Exercise details: Reproduce every entry exactly.

Excerpted records:
==============================

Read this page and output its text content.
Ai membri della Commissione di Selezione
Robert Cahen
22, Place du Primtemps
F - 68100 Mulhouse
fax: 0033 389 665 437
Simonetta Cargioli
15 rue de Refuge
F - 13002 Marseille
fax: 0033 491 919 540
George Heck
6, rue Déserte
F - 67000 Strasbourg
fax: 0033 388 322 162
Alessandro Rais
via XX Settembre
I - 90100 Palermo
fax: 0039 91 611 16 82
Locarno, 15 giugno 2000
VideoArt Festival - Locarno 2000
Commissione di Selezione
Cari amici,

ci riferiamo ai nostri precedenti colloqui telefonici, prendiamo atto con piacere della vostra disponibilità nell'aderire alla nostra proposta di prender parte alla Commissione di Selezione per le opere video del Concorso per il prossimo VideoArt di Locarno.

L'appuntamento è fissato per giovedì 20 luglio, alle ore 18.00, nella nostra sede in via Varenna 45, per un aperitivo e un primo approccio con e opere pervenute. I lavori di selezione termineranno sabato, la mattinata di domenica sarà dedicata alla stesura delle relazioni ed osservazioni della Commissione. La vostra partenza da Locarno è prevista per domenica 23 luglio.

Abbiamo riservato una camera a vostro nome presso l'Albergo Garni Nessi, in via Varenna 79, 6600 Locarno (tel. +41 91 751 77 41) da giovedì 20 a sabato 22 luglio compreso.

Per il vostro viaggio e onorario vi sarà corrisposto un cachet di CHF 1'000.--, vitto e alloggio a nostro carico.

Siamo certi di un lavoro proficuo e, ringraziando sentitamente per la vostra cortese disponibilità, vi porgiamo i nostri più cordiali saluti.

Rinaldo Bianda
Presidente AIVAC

==============================

Answer for this exercise:
Read this page and output its text content.
Ai membri della Commissione di Selezione
Robert Cahen
22, Place du Primtemps
F - 68100 Mulhouse
fax: 0033 389 665 437
Simonetta Cargioli
15 rue de Refuge
F - 13002 Marseille
fax: 0033 491 919 540
George Heck
6, rue Déserte
F - 67000 Strasbourg
fax: 0033 388 322 162
Alessandro Rais
via XX Settembre
I - 90100 Palermo
fax: 0039 91 611 16 82
Locarno, 15 giugno 2000
VideoArt Festival - Locarno 2000
Commissione di Selezione
Cari amici,

ci riferiamo ai nostri precedenti colloqui telefonici, prendiamo atto con piacere della vostra disponibilità nell'aderire alla nostra proposta di prender parte alla Commissione di Selezione per le opere video del Concorso per il prossimo VideoArt di Locarno.

L'appuntamento è fissato per giovedì 20 luglio, alle ore 18.00, nella nostra sede in via Varenna 45, per un aperitivo e un primo approccio con e opere pervenute. I lavori di selezione termineranno sabato, la mattinata di domenica sarà dedicata alla stesura delle relazioni ed osservazioni della Commissione. La vostra partenza da Locarno è prevista per domenica 23 luglio.

Abbiamo riservato una camera a vostro nome presso l'Albergo Garni Nessi, in via Varenna 79, 6600 Locarno (tel. +41 91 751 77 41) da giovedì 20 a sabato 22 luglio compreso.

Per il vostro viaggio e onorario vi sarà corrisposto un cachet di CHF 1'000.--, vitto e alloggio a nostro carico.

Siamo certi di un lavoro proficuo e, ringraziando sentitamente per la vostra cortese disponibilità, vi porgiamo i nostri più cordiali saluti.

Rinaldo Bianda
Presidente AIVAC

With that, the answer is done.